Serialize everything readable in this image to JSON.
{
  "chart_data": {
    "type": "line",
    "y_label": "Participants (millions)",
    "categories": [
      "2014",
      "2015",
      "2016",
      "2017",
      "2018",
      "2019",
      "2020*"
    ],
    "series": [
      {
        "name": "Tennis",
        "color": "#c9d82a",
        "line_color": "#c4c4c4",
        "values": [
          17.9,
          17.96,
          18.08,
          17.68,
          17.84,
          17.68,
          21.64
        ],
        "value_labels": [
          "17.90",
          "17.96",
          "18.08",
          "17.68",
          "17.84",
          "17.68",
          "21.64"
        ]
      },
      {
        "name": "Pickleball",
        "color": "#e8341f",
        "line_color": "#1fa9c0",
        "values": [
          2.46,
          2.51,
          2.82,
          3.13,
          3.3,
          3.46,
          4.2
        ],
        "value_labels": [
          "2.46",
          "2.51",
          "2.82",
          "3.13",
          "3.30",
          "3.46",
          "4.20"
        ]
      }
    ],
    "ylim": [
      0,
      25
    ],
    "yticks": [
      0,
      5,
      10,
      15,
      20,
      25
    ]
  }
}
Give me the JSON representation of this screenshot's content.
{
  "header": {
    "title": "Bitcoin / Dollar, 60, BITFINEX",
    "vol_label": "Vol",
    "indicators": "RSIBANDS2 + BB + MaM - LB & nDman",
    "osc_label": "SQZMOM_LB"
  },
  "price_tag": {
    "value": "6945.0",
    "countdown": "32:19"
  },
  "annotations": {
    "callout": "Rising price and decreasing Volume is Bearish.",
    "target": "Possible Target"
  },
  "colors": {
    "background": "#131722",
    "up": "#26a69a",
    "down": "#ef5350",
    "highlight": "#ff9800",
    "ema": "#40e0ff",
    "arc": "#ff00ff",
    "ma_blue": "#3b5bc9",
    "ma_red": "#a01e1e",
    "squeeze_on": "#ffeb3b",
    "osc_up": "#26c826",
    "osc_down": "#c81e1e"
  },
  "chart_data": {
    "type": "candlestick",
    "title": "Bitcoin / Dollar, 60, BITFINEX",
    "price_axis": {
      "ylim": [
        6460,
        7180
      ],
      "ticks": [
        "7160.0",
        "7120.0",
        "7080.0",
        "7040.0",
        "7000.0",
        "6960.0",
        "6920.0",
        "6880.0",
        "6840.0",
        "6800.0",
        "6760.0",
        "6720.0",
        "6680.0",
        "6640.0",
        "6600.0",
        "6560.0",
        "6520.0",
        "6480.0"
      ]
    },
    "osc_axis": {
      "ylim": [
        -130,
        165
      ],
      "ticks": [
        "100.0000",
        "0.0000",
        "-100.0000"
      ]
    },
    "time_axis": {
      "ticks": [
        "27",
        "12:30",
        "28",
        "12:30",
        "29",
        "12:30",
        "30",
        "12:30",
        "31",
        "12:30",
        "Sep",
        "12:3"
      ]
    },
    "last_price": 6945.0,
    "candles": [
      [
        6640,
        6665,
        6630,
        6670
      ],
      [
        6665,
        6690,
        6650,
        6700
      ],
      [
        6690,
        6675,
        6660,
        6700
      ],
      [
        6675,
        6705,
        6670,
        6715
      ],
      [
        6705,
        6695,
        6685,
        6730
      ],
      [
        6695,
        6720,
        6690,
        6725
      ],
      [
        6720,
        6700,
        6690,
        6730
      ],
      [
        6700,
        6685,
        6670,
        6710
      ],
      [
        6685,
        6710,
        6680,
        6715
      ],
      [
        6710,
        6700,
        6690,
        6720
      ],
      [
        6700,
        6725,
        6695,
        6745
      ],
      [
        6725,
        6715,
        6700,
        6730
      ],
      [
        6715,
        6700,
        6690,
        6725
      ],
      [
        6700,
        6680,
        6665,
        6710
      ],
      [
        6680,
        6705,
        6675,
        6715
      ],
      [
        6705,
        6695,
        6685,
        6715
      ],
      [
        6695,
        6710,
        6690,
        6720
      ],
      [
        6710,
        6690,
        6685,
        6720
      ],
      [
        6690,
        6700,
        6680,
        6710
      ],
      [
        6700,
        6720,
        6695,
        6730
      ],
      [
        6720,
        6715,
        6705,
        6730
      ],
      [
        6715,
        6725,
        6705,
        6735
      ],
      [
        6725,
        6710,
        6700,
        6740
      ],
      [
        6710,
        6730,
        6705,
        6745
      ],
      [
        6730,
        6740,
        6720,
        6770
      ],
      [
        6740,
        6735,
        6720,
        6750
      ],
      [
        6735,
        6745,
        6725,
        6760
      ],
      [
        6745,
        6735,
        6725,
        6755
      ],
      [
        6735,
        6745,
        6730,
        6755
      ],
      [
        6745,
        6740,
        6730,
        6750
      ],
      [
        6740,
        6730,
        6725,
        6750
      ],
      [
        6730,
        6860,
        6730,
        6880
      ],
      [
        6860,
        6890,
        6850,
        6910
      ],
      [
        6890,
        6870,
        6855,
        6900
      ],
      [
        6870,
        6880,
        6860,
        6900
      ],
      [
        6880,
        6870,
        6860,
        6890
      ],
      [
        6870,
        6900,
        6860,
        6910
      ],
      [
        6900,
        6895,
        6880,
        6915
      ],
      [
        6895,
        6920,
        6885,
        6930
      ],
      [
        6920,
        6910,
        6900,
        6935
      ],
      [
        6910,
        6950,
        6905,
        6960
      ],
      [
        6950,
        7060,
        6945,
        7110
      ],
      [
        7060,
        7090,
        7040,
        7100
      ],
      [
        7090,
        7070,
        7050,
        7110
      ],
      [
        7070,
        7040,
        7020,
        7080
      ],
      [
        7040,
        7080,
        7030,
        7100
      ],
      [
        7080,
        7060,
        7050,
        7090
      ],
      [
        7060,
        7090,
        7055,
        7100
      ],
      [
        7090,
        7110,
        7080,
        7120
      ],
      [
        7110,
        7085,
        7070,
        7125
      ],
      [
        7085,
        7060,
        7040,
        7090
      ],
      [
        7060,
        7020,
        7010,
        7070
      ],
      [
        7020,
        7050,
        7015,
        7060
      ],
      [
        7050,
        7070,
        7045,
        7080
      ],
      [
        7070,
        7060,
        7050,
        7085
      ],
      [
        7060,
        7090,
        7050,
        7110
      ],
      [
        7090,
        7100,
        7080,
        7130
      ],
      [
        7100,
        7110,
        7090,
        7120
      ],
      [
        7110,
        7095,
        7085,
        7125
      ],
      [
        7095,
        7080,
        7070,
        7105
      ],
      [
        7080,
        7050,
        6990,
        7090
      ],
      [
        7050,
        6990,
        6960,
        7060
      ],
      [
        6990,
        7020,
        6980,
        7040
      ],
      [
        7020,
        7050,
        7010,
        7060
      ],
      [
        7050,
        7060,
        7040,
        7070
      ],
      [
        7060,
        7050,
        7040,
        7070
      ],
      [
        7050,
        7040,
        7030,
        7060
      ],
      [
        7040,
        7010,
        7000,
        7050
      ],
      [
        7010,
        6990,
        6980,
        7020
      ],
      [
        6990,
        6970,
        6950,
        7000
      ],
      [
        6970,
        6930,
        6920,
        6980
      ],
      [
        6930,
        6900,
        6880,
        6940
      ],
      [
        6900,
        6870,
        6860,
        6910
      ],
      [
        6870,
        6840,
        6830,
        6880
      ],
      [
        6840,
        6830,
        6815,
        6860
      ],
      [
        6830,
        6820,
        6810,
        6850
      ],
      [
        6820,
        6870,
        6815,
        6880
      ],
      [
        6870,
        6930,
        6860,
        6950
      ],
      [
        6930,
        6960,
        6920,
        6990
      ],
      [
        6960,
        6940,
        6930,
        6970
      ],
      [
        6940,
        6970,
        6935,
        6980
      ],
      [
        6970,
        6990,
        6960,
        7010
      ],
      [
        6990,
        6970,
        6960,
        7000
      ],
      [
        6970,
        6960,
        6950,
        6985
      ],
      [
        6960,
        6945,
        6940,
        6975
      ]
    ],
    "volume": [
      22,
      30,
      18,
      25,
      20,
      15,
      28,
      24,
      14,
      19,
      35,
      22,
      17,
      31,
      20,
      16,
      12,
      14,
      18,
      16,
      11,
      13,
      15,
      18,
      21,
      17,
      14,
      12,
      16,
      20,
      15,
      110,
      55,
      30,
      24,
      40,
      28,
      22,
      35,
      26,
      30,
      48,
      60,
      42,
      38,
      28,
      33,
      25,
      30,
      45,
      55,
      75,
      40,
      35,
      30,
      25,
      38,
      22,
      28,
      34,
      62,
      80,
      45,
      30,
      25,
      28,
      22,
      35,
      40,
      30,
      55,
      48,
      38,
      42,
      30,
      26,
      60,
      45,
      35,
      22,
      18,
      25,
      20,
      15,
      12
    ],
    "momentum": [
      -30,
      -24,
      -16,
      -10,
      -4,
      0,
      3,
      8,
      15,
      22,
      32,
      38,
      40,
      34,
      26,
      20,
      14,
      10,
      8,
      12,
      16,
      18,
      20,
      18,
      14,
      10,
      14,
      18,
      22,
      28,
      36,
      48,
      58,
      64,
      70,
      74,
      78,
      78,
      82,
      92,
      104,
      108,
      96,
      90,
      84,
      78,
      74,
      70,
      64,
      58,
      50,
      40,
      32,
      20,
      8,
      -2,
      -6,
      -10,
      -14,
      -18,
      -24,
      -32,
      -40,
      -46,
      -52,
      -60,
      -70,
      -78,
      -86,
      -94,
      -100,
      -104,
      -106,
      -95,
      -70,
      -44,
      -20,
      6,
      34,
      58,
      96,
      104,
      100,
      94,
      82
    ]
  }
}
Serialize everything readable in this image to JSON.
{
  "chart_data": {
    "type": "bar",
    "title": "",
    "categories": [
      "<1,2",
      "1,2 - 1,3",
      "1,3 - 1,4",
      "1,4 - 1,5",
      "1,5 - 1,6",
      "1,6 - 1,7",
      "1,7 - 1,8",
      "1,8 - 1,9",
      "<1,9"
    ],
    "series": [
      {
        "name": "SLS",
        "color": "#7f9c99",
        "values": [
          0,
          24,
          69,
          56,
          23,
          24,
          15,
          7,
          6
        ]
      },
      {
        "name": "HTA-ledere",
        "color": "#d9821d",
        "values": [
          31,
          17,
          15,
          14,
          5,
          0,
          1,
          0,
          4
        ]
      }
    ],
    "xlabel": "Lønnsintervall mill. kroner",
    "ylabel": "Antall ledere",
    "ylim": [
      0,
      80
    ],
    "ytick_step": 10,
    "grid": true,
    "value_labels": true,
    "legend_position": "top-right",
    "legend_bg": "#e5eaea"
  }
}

Exercise goal
Return from the data every line that holds "type".

Task answer
    "type": "line",
    "type": "candlestick",
    "type": "bar",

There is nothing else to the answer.